--- START OF WORKING DATA ---

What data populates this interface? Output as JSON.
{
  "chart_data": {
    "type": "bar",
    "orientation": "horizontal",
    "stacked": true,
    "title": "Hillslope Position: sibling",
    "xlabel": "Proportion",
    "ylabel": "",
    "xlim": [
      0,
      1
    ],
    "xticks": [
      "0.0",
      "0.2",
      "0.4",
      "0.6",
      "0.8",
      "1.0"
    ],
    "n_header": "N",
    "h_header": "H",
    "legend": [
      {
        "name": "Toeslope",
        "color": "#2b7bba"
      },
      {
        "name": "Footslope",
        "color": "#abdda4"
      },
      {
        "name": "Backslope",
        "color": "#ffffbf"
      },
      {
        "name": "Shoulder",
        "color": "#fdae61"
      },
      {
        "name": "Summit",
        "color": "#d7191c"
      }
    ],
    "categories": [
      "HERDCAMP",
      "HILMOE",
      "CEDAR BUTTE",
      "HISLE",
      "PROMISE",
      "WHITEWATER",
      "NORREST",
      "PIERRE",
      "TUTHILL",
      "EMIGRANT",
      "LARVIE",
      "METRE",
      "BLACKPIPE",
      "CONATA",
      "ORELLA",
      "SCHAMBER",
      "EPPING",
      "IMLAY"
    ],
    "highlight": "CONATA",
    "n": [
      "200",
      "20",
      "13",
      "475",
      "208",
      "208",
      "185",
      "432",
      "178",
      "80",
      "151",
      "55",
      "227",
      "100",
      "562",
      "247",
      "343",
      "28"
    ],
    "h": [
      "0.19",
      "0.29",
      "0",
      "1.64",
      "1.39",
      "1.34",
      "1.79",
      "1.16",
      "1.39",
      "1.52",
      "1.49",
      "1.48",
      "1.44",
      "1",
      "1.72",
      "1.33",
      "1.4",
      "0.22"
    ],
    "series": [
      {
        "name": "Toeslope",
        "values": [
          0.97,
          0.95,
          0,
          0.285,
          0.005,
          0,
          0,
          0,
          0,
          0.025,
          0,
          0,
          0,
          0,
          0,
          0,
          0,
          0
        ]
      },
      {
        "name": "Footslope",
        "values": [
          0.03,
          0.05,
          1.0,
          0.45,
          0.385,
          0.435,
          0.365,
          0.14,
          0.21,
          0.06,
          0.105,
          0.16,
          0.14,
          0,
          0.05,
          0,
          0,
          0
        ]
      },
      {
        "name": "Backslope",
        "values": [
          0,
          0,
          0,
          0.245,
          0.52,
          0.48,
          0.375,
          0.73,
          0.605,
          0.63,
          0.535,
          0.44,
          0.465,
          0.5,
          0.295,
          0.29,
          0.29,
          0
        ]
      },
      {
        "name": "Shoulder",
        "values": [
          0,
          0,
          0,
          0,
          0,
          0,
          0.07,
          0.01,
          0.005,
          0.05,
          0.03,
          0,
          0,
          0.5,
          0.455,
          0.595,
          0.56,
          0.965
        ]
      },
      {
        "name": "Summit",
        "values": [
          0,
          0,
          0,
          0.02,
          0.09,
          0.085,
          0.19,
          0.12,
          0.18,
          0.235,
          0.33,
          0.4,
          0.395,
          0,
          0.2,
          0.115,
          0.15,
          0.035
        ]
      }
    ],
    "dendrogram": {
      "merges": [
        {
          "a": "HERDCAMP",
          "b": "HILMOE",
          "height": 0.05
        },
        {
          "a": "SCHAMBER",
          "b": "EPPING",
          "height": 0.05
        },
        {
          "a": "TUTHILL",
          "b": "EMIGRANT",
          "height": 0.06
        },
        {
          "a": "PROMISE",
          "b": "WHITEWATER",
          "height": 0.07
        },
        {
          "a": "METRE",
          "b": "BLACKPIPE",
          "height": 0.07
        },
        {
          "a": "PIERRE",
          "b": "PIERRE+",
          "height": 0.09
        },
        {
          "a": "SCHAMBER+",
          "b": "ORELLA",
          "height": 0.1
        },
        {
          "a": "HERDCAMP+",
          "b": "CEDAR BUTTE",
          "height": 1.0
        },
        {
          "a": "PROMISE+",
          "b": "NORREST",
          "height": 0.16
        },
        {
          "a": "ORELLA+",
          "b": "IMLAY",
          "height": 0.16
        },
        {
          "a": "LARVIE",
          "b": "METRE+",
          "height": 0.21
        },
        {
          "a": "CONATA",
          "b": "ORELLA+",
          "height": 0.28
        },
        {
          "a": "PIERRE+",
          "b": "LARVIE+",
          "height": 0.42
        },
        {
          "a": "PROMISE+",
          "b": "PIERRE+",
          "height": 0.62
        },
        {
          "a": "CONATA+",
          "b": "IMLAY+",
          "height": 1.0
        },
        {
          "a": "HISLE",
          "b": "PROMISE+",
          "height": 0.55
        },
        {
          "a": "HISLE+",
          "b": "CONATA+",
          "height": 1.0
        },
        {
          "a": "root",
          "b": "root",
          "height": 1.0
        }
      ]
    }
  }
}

--- END OF WORKING DATA ---

SHORT TASK:
Write every record out again, unaltered.

SOLUTION:
What data populates this interface? Output as JSON.
{
  "chart_data": {
    "type": "bar",
    "orientation": "horizontal",
    "stacked": true,
    "title": "Hillslope Position: sibling",
    "xlabel": "Proportion",
    "ylabel": "",
    "xlim": [
      0,
      1
    ],
    "xticks": [
      "0.0",
      "0.2",
      "0.4",
      "0.6",
      "0.8",
      "1.0"
    ],
    "n_header": "N",
    "h_header": "H",
    "legend": [
      {
        "name": "Toeslope",
        "color": "#2b7bba"
      },
      {
        "name": "Footslope",
        "color": "#abdda4"
      },
      {
        "name": "Backslope",
        "color": "#ffffbf"
      },
      {
        "name": "Shoulder",
        "color": "#fdae61"
      },
      {
        "name": "Summit",
        "color": "#d7191c"
      }
    ],
    "categories": [
      "HERDCAMP",
      "HILMOE",
      "CEDAR BUTTE",
      "HISLE",
      "PROMISE",
      "WHITEWATER",
      "NORREST",
      "PIERRE",
      "TUTHILL",
      "EMIGRANT",
      "LARVIE",
      "METRE",
      "BLACKPIPE",
      "CONATA",
      "ORELLA",
      "SCHAMBER",
      "EPPING",
      "IMLAY"
    ],
    "highlight": "CONATA",
    "n": [
      "200",
      "20",
      "13",
      "475",
      "208",
      "208",
      "185",
      "432",
      "178",
      "80",
      "151",
      "55",
      "227",
      "100",
      "562",
      "247",
      "343",
      "28"
    ],
    "h": [
      "0.19",
      "0.29",
      "0",
      "1.64",
      "1.39",
      "1.34",
      "1.79",
      "1.16",
      "1.39",
      "1.52",
      "1.49",
      "1.48",
      "1.44",
      "1",
      "1.72",
      "1.33",
      "1.4",
      "0.22"
    ],
    "series": [
      {
        "name": "Toeslope",
        "values": [
          0.97,
          0.95,
          0,
          0.285,
          0.005,
          0,
          0,
          0,
          0,
          0.025,
          0,
          0,
          0,
          0,
          0,
          0,
          0,
          0
        ]
      },
      {
        "name": "Footslope",
        "values": [
          0.03,
          0.05,
          1.0,
          0.45,
          0.385,
          0.435,
          0.365,
          0.14,
          0.21,
          0.06,
          0.105,
          0.16,
          0.14,
          0,
          0.05,
          0,
          0,
          0
        ]
      },
      {
        "name": "Backslope",
        "values": [
          0,
          0,
          0,
          0.245,
          0.52,
          0.48,
          0.375,
          0.73,
          0.605,
          0.63,
          0.535,
          0.44,
          0.465,
          0.5,
          0.295,
          0.29,
          0.29,
          0
        ]
      },
      {
        "name": "Shoulder",
        "values": [
          0,
          0,
          0,
          0,
          0,
          0,
          0.07,
          0.01,
          0.005,
          0.05,
          0.03,
          0,
          0,
          0.5,
          0.455,
          0.595,
          0.56,
          0.965
        ]
      },
      {
        "name": "Summit",
        "values": [
          0,
          0,
          0,
          0.02,
          0.09,
          0.085,
          0.19,
          0.12,
          0.18,
          0.235,
          0.33,
          0.4,
          0.395,
          0,
          0.2,
          0.115,
          0.15,
          0.035
        ]
      }
    ],
    "dendrogram": {
      "merges": [
        {
          "a": "HERDCAMP",
          "b": "HILMOE",
          "height": 0.05
        },
        {
          "a": "SCHAMBER",
          "b": "EPPING",
          "height": 0.05
        },
        {
          "a": "TUTHILL",
          "b": "EMIGRANT",
          "height": 0.06
        },
        {
          "a": "PROMISE",
          "b": "WHITEWATER",
          "height": 0.07
        },
        {
          "a": "METRE",
          "b": "BLACKPIPE",
          "height": 0.07
        },
        {
          "a": "PIERRE",
          "b": "PIERRE+",
          "height": 0.09
        },
        {
          "a": "SCHAMBER+",
          "b": "ORELLA",
          "height": 0.1
        },
        {
          "a": "HERDCAMP+",
          "b": "CEDAR BUTTE",
          "height": 1.0
        },
        {
          "a": "PROMISE+",
          "b": "NORREST",
          "height": 0.16
        },
        {
          "a": "ORELLA+",
          "b": "IMLAY",
          "height": 0.16
        },
        {
          "a": "LARVIE",
          "b": "METRE+",
          "height": 0.21
        },
        {
          "a": "CONATA",
          "b": "ORELLA+",
          "height": 0.28
        },
        {
          "a": "PIERRE+",
          "b": "LARVIE+",
          "height": 0.42
        },
        {
          "a": "PROMISE+",
          "b": "PIERRE+",
          "height": 0.62
        },
        {
          "a": "CONATA+",
          "b": "IMLAY+",
          "height": 1.0
        },
        {
          "a": "HISLE",
          "b": "PROMISE+",
          "height": 0.55
        },
        {
          "a": "HISLE+",
          "b": "CONATA+",
          "height": 1.0
        },
        {
          "a": "root",
          "b": "root",
          "height": 1.0
        }
      ]
    }
  }
}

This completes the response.